### EXERCISE INSTRUCTIONS:
Using the records below, give the number of lines where the word "move" appears, with no further output.

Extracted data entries
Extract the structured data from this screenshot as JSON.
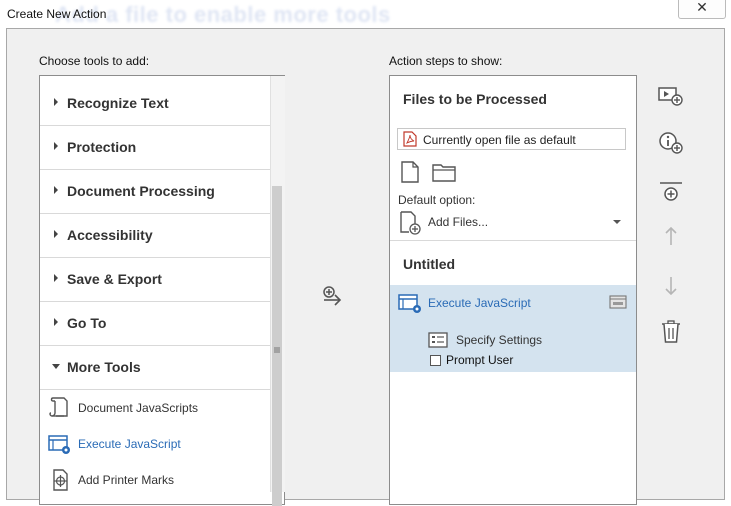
{
  "window": {
    "title": "Create New Action",
    "background_text": "Add a file to enable more tools",
    "close_symbol": "✕"
  },
  "left": {
    "label": "Choose tools to add:",
    "categories": [
      {
        "label": "Recognize Text",
        "expanded": false
      },
      {
        "label": "Protection",
        "expanded": false
      },
      {
        "label": "Document Processing",
        "expanded": false
      },
      {
        "label": "Accessibility",
        "expanded": false
      },
      {
        "label": "Save & Export",
        "expanded": false
      },
      {
        "label": "Go To",
        "expanded": false
      },
      {
        "label": "More Tools",
        "expanded": true
      }
    ],
    "tools": [
      {
        "label": "Document JavaScripts",
        "icon": "document-javascripts-icon",
        "highlighted": false
      },
      {
        "label": "Execute JavaScript",
        "icon": "execute-javascript-icon",
        "highlighted": true
      },
      {
        "label": "Add Printer Marks",
        "icon": "printer-marks-icon",
        "highlighted": false
      }
    ]
  },
  "middle": {
    "add_icon": "add-step-icon"
  },
  "right": {
    "label": "Action steps to show:",
    "files_header": "Files to be Processed",
    "file_select_value": "Currently open file as default",
    "default_option_label": "Default option:",
    "add_files_label": "Add Files...",
    "section_header": "Untitled",
    "step": {
      "label": "Execute JavaScript",
      "settings_label": "Specify Settings",
      "prompt_label": "Prompt User",
      "prompt_checked": false
    }
  },
  "side_toolbar": [
    {
      "icon": "add-panel-icon"
    },
    {
      "icon": "add-instruction-icon"
    },
    {
      "icon": "add-divider-icon"
    },
    {
      "icon": "move-up-icon",
      "enabled": false
    },
    {
      "icon": "move-down-icon",
      "enabled": false
    },
    {
      "icon": "delete-icon"
    }
  ],
  "colors": {
    "accent": "#2a6bb6",
    "selection": "#d4e3ef",
    "dialog_bg": "#f0f0f0"
  }
}
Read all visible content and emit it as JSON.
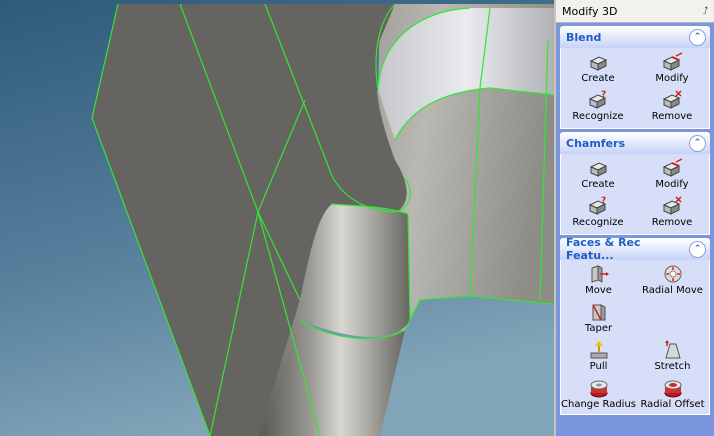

### TASK RESULT:
2